## BEGIN MATERIAL FOR THE TASK

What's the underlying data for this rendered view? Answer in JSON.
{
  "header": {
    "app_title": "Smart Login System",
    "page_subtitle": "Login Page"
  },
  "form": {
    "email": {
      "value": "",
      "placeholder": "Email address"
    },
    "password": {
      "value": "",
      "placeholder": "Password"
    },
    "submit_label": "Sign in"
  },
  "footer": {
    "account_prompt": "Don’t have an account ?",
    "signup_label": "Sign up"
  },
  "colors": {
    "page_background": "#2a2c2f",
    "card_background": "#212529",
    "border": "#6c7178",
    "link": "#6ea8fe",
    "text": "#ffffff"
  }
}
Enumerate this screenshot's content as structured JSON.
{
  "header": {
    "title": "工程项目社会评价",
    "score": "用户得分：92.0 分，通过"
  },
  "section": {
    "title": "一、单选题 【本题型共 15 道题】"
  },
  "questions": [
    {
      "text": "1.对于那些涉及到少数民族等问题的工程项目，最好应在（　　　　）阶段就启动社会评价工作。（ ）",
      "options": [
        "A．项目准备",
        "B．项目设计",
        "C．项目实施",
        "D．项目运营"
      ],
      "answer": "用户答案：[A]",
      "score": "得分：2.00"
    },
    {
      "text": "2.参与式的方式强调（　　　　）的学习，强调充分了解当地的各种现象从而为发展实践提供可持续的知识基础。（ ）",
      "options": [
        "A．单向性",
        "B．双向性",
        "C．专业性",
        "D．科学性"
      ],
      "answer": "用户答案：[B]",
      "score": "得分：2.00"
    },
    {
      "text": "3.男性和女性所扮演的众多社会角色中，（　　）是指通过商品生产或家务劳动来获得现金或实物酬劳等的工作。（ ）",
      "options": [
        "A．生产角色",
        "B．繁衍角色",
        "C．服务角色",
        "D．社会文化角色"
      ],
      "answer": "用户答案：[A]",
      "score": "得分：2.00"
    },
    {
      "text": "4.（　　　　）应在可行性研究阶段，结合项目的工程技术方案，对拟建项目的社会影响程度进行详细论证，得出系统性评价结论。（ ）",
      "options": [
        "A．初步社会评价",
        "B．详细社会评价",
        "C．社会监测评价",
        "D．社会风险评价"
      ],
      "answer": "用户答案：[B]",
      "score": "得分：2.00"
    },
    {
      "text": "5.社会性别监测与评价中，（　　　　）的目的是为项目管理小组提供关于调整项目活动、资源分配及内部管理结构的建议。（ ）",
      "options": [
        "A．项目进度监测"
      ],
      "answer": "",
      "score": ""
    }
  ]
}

## END MATERIAL FOR THE TASK

YOUR OBJECTIVE
Take each line containing the string "this" and copy it out.

TASK SOLUTION
What's the underlying data for this rendered view? Answer in JSON.
Enumerate this screenshot's content as structured JSON.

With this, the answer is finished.